(Figure record extracts)
+++

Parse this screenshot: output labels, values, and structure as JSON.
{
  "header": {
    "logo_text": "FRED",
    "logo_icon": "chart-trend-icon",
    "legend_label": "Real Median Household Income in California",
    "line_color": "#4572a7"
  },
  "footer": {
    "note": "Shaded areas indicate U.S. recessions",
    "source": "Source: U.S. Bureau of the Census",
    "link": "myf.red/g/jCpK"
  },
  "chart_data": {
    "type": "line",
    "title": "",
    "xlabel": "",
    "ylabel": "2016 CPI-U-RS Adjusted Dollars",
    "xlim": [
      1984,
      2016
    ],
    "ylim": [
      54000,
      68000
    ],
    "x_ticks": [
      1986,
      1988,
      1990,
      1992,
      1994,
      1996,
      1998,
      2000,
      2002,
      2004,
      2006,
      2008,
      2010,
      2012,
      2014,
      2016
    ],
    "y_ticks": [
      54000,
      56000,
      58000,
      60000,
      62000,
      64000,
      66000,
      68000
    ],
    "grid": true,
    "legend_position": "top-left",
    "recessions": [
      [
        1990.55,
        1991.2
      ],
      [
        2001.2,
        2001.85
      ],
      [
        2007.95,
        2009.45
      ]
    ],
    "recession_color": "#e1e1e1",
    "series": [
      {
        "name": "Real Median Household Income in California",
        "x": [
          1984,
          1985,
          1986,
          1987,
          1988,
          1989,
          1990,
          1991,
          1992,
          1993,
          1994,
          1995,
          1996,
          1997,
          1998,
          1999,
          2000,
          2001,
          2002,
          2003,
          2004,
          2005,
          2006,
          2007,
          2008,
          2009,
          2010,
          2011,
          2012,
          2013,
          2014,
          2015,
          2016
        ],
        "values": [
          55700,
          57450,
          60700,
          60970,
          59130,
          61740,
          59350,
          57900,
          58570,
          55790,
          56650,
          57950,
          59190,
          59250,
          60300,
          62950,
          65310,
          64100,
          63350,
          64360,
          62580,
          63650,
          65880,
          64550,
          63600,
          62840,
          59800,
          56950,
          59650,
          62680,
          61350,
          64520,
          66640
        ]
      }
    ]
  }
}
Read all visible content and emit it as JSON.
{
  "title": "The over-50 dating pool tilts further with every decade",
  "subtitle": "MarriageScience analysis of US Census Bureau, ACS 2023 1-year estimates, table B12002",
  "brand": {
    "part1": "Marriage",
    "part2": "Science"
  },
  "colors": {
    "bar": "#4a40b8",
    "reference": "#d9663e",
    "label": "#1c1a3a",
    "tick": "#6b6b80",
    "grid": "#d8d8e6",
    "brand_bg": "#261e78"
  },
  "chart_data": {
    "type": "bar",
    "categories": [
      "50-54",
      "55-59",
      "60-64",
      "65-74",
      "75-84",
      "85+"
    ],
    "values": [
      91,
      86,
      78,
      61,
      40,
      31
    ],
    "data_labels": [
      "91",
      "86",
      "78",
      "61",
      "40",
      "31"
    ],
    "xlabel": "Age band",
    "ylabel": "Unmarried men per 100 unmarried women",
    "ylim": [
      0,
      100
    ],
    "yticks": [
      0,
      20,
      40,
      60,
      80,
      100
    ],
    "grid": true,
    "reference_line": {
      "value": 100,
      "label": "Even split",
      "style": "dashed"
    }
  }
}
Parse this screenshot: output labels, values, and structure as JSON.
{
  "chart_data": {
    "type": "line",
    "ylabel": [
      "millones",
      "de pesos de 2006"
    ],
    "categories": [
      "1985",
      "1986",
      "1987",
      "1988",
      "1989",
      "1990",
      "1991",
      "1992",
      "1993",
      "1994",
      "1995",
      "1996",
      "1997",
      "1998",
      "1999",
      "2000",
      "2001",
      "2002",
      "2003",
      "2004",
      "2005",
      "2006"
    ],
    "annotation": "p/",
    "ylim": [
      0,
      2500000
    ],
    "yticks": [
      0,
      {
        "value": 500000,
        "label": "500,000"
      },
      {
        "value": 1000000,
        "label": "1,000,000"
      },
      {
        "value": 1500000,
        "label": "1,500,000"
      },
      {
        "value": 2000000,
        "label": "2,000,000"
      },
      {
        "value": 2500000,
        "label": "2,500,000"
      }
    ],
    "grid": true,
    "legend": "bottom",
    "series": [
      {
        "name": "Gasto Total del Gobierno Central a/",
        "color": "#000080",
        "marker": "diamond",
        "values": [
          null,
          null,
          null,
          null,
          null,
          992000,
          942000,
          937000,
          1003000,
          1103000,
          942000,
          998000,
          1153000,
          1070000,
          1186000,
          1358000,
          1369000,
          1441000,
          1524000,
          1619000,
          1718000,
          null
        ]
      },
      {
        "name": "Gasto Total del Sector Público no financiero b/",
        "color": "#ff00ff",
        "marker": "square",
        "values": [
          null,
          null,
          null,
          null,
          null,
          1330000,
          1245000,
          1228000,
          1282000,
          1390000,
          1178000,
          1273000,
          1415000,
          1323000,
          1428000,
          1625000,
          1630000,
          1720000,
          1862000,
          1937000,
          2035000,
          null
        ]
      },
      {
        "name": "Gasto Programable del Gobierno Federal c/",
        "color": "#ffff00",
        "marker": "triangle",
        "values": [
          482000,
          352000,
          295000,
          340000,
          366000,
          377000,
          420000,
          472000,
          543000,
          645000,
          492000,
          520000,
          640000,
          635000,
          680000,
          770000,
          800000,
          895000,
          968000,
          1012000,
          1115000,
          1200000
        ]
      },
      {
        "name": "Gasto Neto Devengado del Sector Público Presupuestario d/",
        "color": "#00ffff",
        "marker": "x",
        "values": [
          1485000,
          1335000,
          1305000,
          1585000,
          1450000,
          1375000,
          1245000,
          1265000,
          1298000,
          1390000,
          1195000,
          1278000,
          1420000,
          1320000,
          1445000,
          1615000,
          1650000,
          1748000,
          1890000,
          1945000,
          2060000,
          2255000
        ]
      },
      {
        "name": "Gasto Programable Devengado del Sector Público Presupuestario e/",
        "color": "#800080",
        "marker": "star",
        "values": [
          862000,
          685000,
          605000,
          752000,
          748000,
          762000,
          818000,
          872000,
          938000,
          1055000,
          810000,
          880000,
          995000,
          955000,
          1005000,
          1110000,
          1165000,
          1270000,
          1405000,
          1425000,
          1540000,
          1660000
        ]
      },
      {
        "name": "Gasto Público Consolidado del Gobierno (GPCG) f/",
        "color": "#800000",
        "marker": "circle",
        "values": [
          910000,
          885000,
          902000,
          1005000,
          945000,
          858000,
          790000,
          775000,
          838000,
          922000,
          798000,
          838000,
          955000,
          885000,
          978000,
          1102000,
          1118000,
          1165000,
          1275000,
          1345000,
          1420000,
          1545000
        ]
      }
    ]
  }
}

+++

Brief:
Please reproduce each line exactly as written.

Written reply:
Parse this screenshot: output labels, values, and structure as JSON.
{
  "header": {
    "logo_text": "FRED",
    "logo_icon": "chart-trend-icon",
    "legend_label": "Real Median Household Income in California",
    "line_color": "#4572a7"
  },
  "footer": {
    "note": "Shaded areas indicate U.S. recessions",
    "source": "Source: U.S. Bureau of the Census",
    "link": "myf.red/g/jCpK"
  },
  "chart_data": {
    "type": "line",
    "title": "",
    "xlabel": "",
    "ylabel": "2016 CPI-U-RS Adjusted Dollars",
    "xlim": [
      1984,
      2016
    ],
    "ylim": [
      54000,
      68000
    ],
    "x_ticks": [
      1986,
      1988,
      1990,
      1992,
      1994,
      1996,
      1998,
      2000,
      2002,
      2004,
      2006,
      2008,
      2010,
      2012,
      2014,
      2016
    ],
    "y_ticks": [
      54000,
      56000,
      58000,
      60000,
      62000,
      64000,
      66000,
      68000
    ],
    "grid": true,
    "legend_position": "top-left",
    "recessions": [
      [
        1990.55,
        1991.2
      ],
      [
        2001.2,
        2001.85
      ],
      [
        2007.95,
        2009.45
      ]
    ],
    "recession_color": "#e1e1e1",
    "series": [
      {
        "name": "Real Median Household Income in California",
        "x": [
          1984,
          1985,
          1986,
          1987,
          1988,
          1989,
          1990,
          1991,
          1992,
          1993,
          1994,
          1995,
          1996,
          1997,
          1998,
          1999,
          2000,
          2001,
          2002,
          2003,
          2004,
          2005,
          2006,
          2007,
          2008,
          2009,
          2010,
          2011,
          2012,
          2013,
          2014,
          2015,
          2016
        ],
        "values": [
          55700,
          57450,
          60700,
          60970,
          59130,
          61740,
          59350,
          57900,
          58570,
          55790,
          56650,
          57950,
          59190,
          59250,
          60300,
          62950,
          65310,
          64100,
          63350,
          64360,
          62580,
          63650,
          65880,
          64550,
          63600,
          62840,
          59800,
          56950,
          59650,
          62680,
          61350,
          64520,
          66640
        ]
      }
    ]
  }
}
Read all visible content and emit it as JSON.
{
  "title": "The over-50 dating pool tilts further with every decade",
  "subtitle": "MarriageScience analysis of US Census Bureau, ACS 2023 1-year estimates, table B12002",
  "brand": {
    "part1": "Marriage",
    "part2": "Science"
  },
  "colors": {
    "bar": "#4a40b8",
    "reference": "#d9663e",
    "label": "#1c1a3a",
    "tick": "#6b6b80",
    "grid": "#d8d8e6",
    "brand_bg": "#261e78"
  },
  "chart_data": {
    "type": "bar",
    "categories": [
      "50-54",
      "55-59",
      "60-64",
      "65-74",
      "75-84",
      "85+"
    ],
    "values": [
      91,
      86,
      78,
      61,
      40,
      31
    ],
    "data_labels": [
      "91",
      "86",
      "78",
      "61",
      "40",
      "31"
    ],
    "xlabel": "Age band",
    "ylabel": "Unmarried men per 100 unmarried women",
    "ylim": [
      0,
      100
    ],
    "yticks": [
      0,
      20,
      40,
      60,
      80,
      100
    ],
    "grid": true,
    "reference_line": {
      "value": 100,
      "label": "Even split",
      "style": "dashed"
    }
  }
}
Parse this screenshot: output labels, values, and structure as JSON.
{
  "chart_data": {
    "type": "line",
    "ylabel": [
      "millones",
      "de pesos de 2006"
    ],
    "categories": [
      "1985",
      "1986",
      "1987",
      "1988",
      "1989",
      "1990",
      "1991",
      "1992",
      "1993",
      "1994",
      "1995",
      "1996",
      "1997",
      "1998",
      "1999",
      "2000",
      "2001",
      "2002",
      "2003",
      "2004",
      "2005",
      "2006"
    ],
    "annotation": "p/",
    "ylim": [
      0,
      2500000
    ],
    "yticks": [
      0,
      {
        "value": 500000,
        "label": "500,000"
      },
      {
        "value": 1000000,
        "label": "1,000,000"
      },
      {
        "value": 1500000,
        "label": "1,500,000"
      },
      {
        "value": 2000000,
        "label": "2,000,000"
      },
      {
        "value": 2500000,
        "label": "2,500,000"
      }
    ],
    "grid": true,
    "legend": "bottom",
    "series": [
      {
        "name": "Gasto Total del Gobierno Central a/",
        "color": "#000080",
        "marker": "diamond",
        "values": [
          null,
          null,
          null,
          null,
          null,
          992000,
          942000,
          937000,
          1003000,
          1103000,
          942000,
          998000,
          1153000,
          1070000,
          1186000,
          1358000,
          1369000,
          1441000,
          1524000,
          1619000,
          1718000,
          null
        ]
      },
      {
        "name": "Gasto Total del Sector Público no financiero b/",
        "color": "#ff00ff",
        "marker": "square",
        "values": [
          null,
          null,
          null,
          null,
          null,
          1330000,
          1245000,
          1228000,
          1282000,
          1390000,
          1178000,
          1273000,
          1415000,
          1323000,
          1428000,
          1625000,
          1630000,
          1720000,
          1862000,
          1937000,
          2035000,
          null
        ]
      },
      {
        "name": "Gasto Programable del Gobierno Federal c/",
        "color": "#ffff00",
        "marker": "triangle",
        "values": [
          482000,
          352000,
          295000,
          340000,
          366000,
          377000,
          420000,
          472000,
          543000,
          645000,
          492000,
          520000,
          640000,
          635000,
          680000,
          770000,
          800000,
          895000,
          968000,
          1012000,
          1115000,
          1200000
        ]
      },
      {
        "name": "Gasto Neto Devengado del Sector Público Presupuestario d/",
        "color": "#00ffff",
        "marker": "x",
        "values": [
          1485000,
          1335000,
          1305000,
          1585000,
          1450000,
          1375000,
          1245000,
          1265000,
          1298000,
          1390000,
          1195000,
          1278000,
          1420000,
          1320000,
          1445000,
          1615000,
          1650000,
          1748000,
          1890000,
          1945000,
          2060000,
          2255000
        ]
      },
      {
        "name": "Gasto Programable Devengado del Sector Público Presupuestario e/",
        "color": "#800080",
        "marker": "star",
        "values": [
          862000,
          685000,
          605000,
          752000,
          748000,
          762000,
          818000,
          872000,
          938000,
          1055000,
          810000,
          880000,
          995000,
          955000,
          1005000,
          1110000,
          1165000,
          1270000,
          1405000,
          1425000,
          1540000,
          1660000
        ]
      },
      {
        "name": "Gasto Público Consolidado del Gobierno (GPCG) f/",
        "color": "#800000",
        "marker": "circle",
        "values": [
          910000,
          885000,
          902000,
          1005000,
          945000,
          858000,
          790000,
          775000,
          838000,
          922000,
          798000,
          838000,
          955000,
          885000,
          978000,
          1102000,
          1118000,
          1165000,
          1275000,
          1345000,
          1420000,
          1545000
        ]
      }
    ]
  }
}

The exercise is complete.